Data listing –
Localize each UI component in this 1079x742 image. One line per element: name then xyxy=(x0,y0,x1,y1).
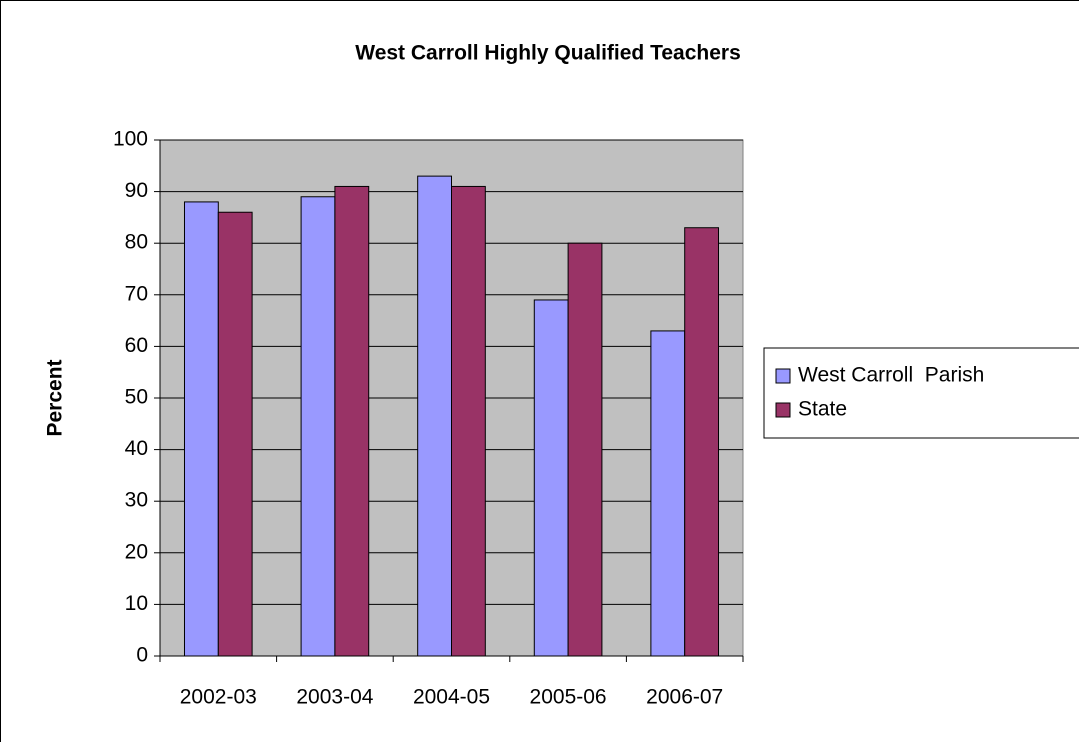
y-tick-label: 80 xyxy=(125,231,148,254)
x-tick-label: 2006-07 xyxy=(646,686,723,709)
legend-box xyxy=(763,347,1079,439)
bar xyxy=(451,185,486,657)
legend-swatch xyxy=(775,368,791,384)
y-axis-label: Percent xyxy=(44,359,67,436)
bar xyxy=(183,201,219,657)
legend-label: State xyxy=(798,398,847,421)
y-tick-label: 20 xyxy=(125,540,148,563)
x-tick-label: 2003-04 xyxy=(296,686,373,709)
y-tick-label: 90 xyxy=(125,179,148,202)
y-tick-label: 30 xyxy=(125,489,148,512)
x-tick-label: 2004-05 xyxy=(413,686,490,709)
legend-swatch xyxy=(775,402,791,418)
bar xyxy=(684,227,720,657)
y-tick-label: 0 xyxy=(136,644,148,667)
x-tick-label: 2005-06 xyxy=(530,686,607,709)
bar xyxy=(650,330,686,657)
bar xyxy=(217,211,253,657)
y-tick-label: 70 xyxy=(125,282,148,305)
bar xyxy=(533,299,569,657)
bar xyxy=(334,185,370,657)
y-tick-label: 40 xyxy=(125,437,148,460)
bar xyxy=(417,175,453,657)
y-tick-label: 60 xyxy=(125,334,148,357)
y-tick-label: 50 xyxy=(125,386,148,409)
y-tick-label: 100 xyxy=(113,128,148,151)
bar xyxy=(300,196,336,657)
x-tick-label: 2002-03 xyxy=(180,686,257,709)
chart-title: West Carroll Highly Qualified Teachers xyxy=(355,42,741,65)
bar xyxy=(567,242,603,657)
legend-label: West Carroll Parish xyxy=(798,364,984,387)
y-tick-label: 10 xyxy=(125,592,148,615)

Instruction – List every line of the items above that contains the string "swatch".

Result –
legend-swatch xyxy=(775,368,791,384)
legend-swatch xyxy=(775,402,791,418)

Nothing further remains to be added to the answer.